**SET TASK**.
Extract every line of the entries below verbatim, leaving out the pictures.

════════════════

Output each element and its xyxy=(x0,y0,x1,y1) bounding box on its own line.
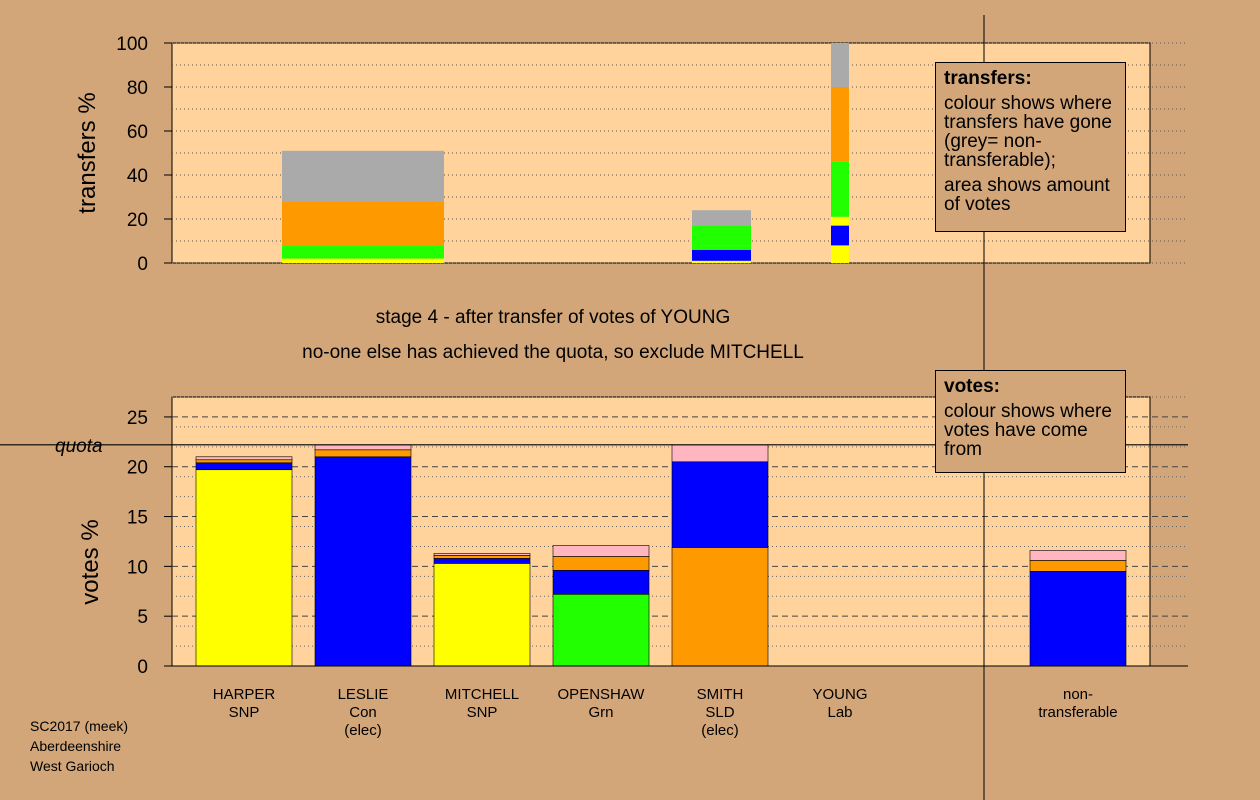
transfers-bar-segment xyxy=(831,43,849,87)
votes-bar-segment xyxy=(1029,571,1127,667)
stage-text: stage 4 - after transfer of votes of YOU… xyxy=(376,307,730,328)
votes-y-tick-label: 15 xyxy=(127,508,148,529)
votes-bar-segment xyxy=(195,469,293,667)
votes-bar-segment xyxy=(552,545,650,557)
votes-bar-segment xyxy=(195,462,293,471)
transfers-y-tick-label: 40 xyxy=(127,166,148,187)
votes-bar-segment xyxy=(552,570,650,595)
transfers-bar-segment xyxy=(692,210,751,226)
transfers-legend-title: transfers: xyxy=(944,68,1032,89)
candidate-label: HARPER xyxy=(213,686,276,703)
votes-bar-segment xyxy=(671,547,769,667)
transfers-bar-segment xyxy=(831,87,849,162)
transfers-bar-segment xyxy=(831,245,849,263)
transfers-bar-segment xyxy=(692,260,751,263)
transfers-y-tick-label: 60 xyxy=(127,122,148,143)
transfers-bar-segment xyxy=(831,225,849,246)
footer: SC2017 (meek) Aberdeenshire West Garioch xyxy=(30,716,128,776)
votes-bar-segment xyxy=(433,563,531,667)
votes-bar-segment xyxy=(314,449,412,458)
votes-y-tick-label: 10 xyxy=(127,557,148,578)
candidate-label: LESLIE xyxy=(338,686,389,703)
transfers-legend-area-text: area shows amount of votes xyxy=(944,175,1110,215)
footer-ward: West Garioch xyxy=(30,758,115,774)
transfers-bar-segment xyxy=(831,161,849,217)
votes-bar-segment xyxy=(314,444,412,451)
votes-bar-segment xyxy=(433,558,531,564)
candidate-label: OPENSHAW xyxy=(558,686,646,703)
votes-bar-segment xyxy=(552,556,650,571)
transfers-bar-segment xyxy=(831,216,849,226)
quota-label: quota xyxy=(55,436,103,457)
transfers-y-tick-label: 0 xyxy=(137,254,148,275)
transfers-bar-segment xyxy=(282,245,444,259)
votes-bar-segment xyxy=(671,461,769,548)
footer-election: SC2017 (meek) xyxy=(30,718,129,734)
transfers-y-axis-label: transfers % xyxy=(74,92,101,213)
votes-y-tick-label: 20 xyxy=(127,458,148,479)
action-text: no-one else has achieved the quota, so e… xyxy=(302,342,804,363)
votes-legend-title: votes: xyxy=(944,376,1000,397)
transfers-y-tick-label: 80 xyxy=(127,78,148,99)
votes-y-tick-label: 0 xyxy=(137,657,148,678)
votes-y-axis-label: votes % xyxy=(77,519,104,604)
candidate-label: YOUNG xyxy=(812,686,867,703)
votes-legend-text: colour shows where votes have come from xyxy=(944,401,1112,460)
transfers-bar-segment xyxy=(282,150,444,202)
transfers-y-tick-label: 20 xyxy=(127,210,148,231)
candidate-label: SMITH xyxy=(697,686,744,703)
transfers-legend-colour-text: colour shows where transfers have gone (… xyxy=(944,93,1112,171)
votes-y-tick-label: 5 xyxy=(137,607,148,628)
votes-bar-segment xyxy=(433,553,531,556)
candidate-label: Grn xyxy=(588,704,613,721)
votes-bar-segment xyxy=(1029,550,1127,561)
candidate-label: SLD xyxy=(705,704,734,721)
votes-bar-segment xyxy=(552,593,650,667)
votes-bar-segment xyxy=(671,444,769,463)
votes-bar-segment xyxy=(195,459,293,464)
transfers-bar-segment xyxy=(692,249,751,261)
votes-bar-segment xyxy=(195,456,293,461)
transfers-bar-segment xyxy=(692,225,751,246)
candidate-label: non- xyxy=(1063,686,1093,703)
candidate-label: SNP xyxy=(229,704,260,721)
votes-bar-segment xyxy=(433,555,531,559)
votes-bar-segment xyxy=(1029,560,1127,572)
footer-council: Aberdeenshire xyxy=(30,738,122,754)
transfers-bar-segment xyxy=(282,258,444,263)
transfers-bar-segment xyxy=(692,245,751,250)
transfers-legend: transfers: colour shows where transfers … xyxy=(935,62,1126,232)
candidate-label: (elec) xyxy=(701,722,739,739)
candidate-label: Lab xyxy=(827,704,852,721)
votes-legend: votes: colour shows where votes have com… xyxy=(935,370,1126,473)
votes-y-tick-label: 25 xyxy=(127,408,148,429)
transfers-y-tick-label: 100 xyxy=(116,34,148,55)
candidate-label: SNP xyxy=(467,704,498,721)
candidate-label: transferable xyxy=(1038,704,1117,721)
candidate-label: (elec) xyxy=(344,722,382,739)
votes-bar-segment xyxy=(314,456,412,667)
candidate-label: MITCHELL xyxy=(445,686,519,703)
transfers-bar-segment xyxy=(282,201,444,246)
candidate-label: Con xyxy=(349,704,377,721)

════════════════

**REPLY**.
Output each element and its xyxy=(x0,y0,x1,y1) bounding box on its own line.
transfers-bar-segment xyxy=(831,43,849,87)
votes-bar-segment xyxy=(1029,571,1127,667)
stage-text: stage 4 - after transfer of votes of YOU… xyxy=(376,307,730,328)
votes-y-tick-label: 15 xyxy=(127,508,148,529)
votes-bar-segment xyxy=(195,469,293,667)
votes-bar-segment xyxy=(552,545,650,557)
votes-bar-segment xyxy=(195,462,293,471)
transfers-y-tick-label: 40 xyxy=(127,166,148,187)
votes-bar-segment xyxy=(552,570,650,595)
transfers-bar-segment xyxy=(692,210,751,226)
transfers-legend-title: transfers: xyxy=(944,68,1032,89)
candidate-label: HARPER xyxy=(213,686,276,703)
votes-bar-segment xyxy=(671,547,769,667)
transfers-bar-segment xyxy=(831,87,849,162)
transfers-bar-segment xyxy=(831,245,849,263)
transfers-bar-segment xyxy=(692,260,751,263)
transfers-y-tick-label: 60 xyxy=(127,122,148,143)
transfers-bar-segment xyxy=(831,225,849,246)
footer: SC2017 (meek) Aberdeenshire West Garioch xyxy=(30,716,128,776)
votes-bar-segment xyxy=(433,563,531,667)
votes-bar-segment xyxy=(314,449,412,458)
votes-y-tick-label: 10 xyxy=(127,557,148,578)
candidate-label: LESLIE xyxy=(338,686,389,703)
transfers-legend-area-text: area shows amount of votes xyxy=(944,175,1110,215)
footer-ward: West Garioch xyxy=(30,758,115,774)
transfers-bar-segment xyxy=(831,161,849,217)
votes-bar-segment xyxy=(314,444,412,451)
votes-bar-segment xyxy=(433,558,531,564)
candidate-label: OPENSHAW xyxy=(558,686,646,703)
votes-bar-segment xyxy=(552,556,650,571)
transfers-bar-segment xyxy=(831,216,849,226)
quota-label: quota xyxy=(55,436,103,457)
transfers-y-tick-label: 0 xyxy=(137,254,148,275)
transfers-bar-segment xyxy=(282,245,444,259)
votes-bar-segment xyxy=(671,461,769,548)
footer-election: SC2017 (meek) xyxy=(30,718,129,734)
transfers-y-axis-label: transfers % xyxy=(74,92,101,213)
votes-y-tick-label: 20 xyxy=(127,458,148,479)
action-text: no-one else has achieved the quota, so e… xyxy=(302,342,804,363)
votes-legend-title: votes: xyxy=(944,376,1000,397)
transfers-y-tick-label: 80 xyxy=(127,78,148,99)
votes-y-tick-label: 0 xyxy=(137,657,148,678)
votes-y-axis-label: votes % xyxy=(77,519,104,604)
candidate-label: YOUNG xyxy=(812,686,867,703)
votes-legend-text: colour shows where votes have come from xyxy=(944,401,1112,460)
transfers-bar-segment xyxy=(282,150,444,202)
transfers-y-tick-label: 20 xyxy=(127,210,148,231)
candidate-label: SMITH xyxy=(697,686,744,703)
transfers-legend-colour-text: colour shows where transfers have gone (… xyxy=(944,93,1112,171)
votes-y-tick-label: 5 xyxy=(137,607,148,628)
votes-bar-segment xyxy=(433,553,531,556)
candidate-label: Grn xyxy=(588,704,613,721)
votes-bar-segment xyxy=(1029,550,1127,561)
candidate-label: SLD xyxy=(705,704,734,721)
votes-bar-segment xyxy=(552,593,650,667)
votes-bar-segment xyxy=(671,444,769,463)
votes-bar-segment xyxy=(195,459,293,464)
transfers-bar-segment xyxy=(692,249,751,261)
votes-bar-segment xyxy=(195,456,293,461)
transfers-bar-segment xyxy=(692,225,751,246)
candidate-label: non- xyxy=(1063,686,1093,703)
candidate-label: SNP xyxy=(229,704,260,721)
votes-bar-segment xyxy=(433,555,531,559)
votes-bar-segment xyxy=(1029,560,1127,572)
footer-council: Aberdeenshire xyxy=(30,738,122,754)
transfers-bar-segment xyxy=(282,258,444,263)
transfers-bar-segment xyxy=(692,245,751,250)
transfers-legend: transfers: colour shows where transfers … xyxy=(935,62,1126,232)
candidate-label: (elec) xyxy=(701,722,739,739)
candidate-label: Lab xyxy=(827,704,852,721)
votes-legend: votes: colour shows where votes have com… xyxy=(935,370,1126,473)
votes-y-tick-label: 25 xyxy=(127,408,148,429)
transfers-y-tick-label: 100 xyxy=(116,34,148,55)
candidate-label: SNP xyxy=(467,704,498,721)
candidate-label: transferable xyxy=(1038,704,1117,721)
candidate-label: (elec) xyxy=(344,722,382,739)
votes-bar-segment xyxy=(314,456,412,667)
candidate-label: MITCHELL xyxy=(445,686,519,703)
transfers-bar-segment xyxy=(282,201,444,246)
candidate-label: Con xyxy=(349,704,377,721)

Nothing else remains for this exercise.